◆ Exercise instructions: Set down the whole listing verbatim.

(Data entries for graphics)
——————

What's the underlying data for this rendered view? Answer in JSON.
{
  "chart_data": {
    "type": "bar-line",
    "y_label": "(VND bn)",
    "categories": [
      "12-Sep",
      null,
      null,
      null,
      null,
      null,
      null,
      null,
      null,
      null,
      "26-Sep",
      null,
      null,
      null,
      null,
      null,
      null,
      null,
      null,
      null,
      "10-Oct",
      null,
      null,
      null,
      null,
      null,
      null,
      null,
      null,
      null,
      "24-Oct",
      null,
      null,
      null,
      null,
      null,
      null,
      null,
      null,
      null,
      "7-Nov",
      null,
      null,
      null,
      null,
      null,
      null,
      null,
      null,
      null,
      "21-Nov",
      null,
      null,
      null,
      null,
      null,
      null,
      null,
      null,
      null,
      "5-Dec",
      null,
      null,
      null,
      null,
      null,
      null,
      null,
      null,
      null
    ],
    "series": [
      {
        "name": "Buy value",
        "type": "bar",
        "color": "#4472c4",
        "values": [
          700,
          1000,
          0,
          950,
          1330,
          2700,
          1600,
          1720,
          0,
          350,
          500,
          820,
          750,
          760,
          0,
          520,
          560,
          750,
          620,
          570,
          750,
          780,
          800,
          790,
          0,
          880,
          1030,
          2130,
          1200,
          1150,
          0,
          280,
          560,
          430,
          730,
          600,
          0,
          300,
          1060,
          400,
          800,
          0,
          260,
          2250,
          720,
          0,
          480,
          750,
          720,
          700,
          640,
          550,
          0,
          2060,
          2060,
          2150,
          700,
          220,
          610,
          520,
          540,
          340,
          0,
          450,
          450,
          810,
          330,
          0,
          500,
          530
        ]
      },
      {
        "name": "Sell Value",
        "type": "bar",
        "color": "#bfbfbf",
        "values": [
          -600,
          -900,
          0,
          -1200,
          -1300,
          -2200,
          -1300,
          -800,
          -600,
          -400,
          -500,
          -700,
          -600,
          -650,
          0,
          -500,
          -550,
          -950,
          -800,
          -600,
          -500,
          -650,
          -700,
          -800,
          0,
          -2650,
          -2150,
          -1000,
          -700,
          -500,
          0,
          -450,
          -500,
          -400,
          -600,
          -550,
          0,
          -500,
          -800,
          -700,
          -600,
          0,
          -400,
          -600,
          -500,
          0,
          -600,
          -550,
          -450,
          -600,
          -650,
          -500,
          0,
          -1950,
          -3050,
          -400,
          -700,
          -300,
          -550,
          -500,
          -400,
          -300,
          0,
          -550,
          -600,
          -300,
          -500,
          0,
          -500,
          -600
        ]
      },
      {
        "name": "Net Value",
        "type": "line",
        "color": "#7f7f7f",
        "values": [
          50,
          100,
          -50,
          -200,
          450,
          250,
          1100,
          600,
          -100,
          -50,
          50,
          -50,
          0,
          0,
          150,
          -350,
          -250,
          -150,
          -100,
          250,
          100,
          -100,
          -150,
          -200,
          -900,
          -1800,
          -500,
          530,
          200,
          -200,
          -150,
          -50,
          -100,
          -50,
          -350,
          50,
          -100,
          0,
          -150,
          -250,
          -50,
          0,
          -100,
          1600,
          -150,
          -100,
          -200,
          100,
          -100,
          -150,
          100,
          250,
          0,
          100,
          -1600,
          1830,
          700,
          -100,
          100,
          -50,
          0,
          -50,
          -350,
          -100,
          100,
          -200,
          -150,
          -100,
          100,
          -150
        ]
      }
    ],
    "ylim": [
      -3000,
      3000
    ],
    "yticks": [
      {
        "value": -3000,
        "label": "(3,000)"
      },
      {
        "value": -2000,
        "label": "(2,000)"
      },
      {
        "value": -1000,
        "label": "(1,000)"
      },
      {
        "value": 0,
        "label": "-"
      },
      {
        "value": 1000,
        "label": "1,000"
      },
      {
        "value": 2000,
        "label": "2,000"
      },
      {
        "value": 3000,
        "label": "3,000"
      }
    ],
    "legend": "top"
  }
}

——————

◆ Response:
What's the underlying data for this rendered view? Answer in JSON.
{
  "chart_data": {
    "type": "bar-line",
    "y_label": "(VND bn)",
    "categories": [
      "12-Sep",
      null,
      null,
      null,
      null,
      null,
      null,
      null,
      null,
      null,
      "26-Sep",
      null,
      null,
      null,
      null,
      null,
      null,
      null,
      null,
      null,
      "10-Oct",
      null,
      null,
      null,
      null,
      null,
      null,
      null,
      null,
      null,
      "24-Oct",
      null,
      null,
      null,
      null,
      null,
      null,
      null,
      null,
      null,
      "7-Nov",
      null,
      null,
      null,
      null,
      null,
      null,
      null,
      null,
      null,
      "21-Nov",
      null,
      null,
      null,
      null,
      null,
      null,
      null,
      null,
      null,
      "5-Dec",
      null,
      null,
      null,
      null,
      null,
      null,
      null,
      null,
      null
    ],
    "series": [
      {
        "name": "Buy value",
        "type": "bar",
        "color": "#4472c4",
        "values": [
          700,
          1000,
          0,
          950,
          1330,
          2700,
          1600,
          1720,
          0,
          350,
          500,
          820,
          750,
          760,
          0,
          520,
          560,
          750,
          620,
          570,
          750,
          780,
          800,
          790,
          0,
          880,
          1030,
          2130,
          1200,
          1150,
          0,
          280,
          560,
          430,
          730,
          600,
          0,
          300,
          1060,
          400,
          800,
          0,
          260,
          2250,
          720,
          0,
          480,
          750,
          720,
          700,
          640,
          550,
          0,
          2060,
          2060,
          2150,
          700,
          220,
          610,
          520,
          540,
          340,
          0,
          450,
          450,
          810,
          330,
          0,
          500,
          530
        ]
      },
      {
        "name": "Sell Value",
        "type": "bar",
        "color": "#bfbfbf",
        "values": [
          -600,
          -900,
          0,
          -1200,
          -1300,
          -2200,
          -1300,
          -800,
          -600,
          -400,
          -500,
          -700,
          -600,
          -650,
          0,
          -500,
          -550,
          -950,
          -800,
          -600,
          -500,
          -650,
          -700,
          -800,
          0,
          -2650,
          -2150,
          -1000,
          -700,
          -500,
          0,
          -450,
          -500,
          -400,
          -600,
          -550,
          0,
          -500,
          -800,
          -700,
          -600,
          0,
          -400,
          -600,
          -500,
          0,
          -600,
          -550,
          -450,
          -600,
          -650,
          -500,
          0,
          -1950,
          -3050,
          -400,
          -700,
          -300,
          -550,
          -500,
          -400,
          -300,
          0,
          -550,
          -600,
          -300,
          -500,
          0,
          -500,
          -600
        ]
      },
      {
        "name": "Net Value",
        "type": "line",
        "color": "#7f7f7f",
        "values": [
          50,
          100,
          -50,
          -200,
          450,
          250,
          1100,
          600,
          -100,
          -50,
          50,
          -50,
          0,
          0,
          150,
          -350,
          -250,
          -150,
          -100,
          250,
          100,
          -100,
          -150,
          -200,
          -900,
          -1800,
          -500,
          530,
          200,
          -200,
          -150,
          -50,
          -100,
          -50,
          -350,
          50,
          -100,
          0,
          -150,
          -250,
          -50,
          0,
          -100,
          1600,
          -150,
          -100,
          -200,
          100,
          -100,
          -150,
          100,
          250,
          0,
          100,
          -1600,
          1830,
          700,
          -100,
          100,
          -50,
          0,
          -50,
          -350,
          -100,
          100,
          -200,
          -150,
          -100,
          100,
          -150
        ]
      }
    ],
    "ylim": [
      -3000,
      3000
    ],
    "yticks": [
      {
        "value": -3000,
        "label": "(3,000)"
      },
      {
        "value": -2000,
        "label": "(2,000)"
      },
      {
        "value": -1000,
        "label": "(1,000)"
      },
      {
        "value": 0,
        "label": "-"
      },
      {
        "value": 1000,
        "label": "1,000"
      },
      {
        "value": 2000,
        "label": "2,000"
      },
      {
        "value": 3000,
        "label": "3,000"
      }
    ],
    "legend": "top"
  }
}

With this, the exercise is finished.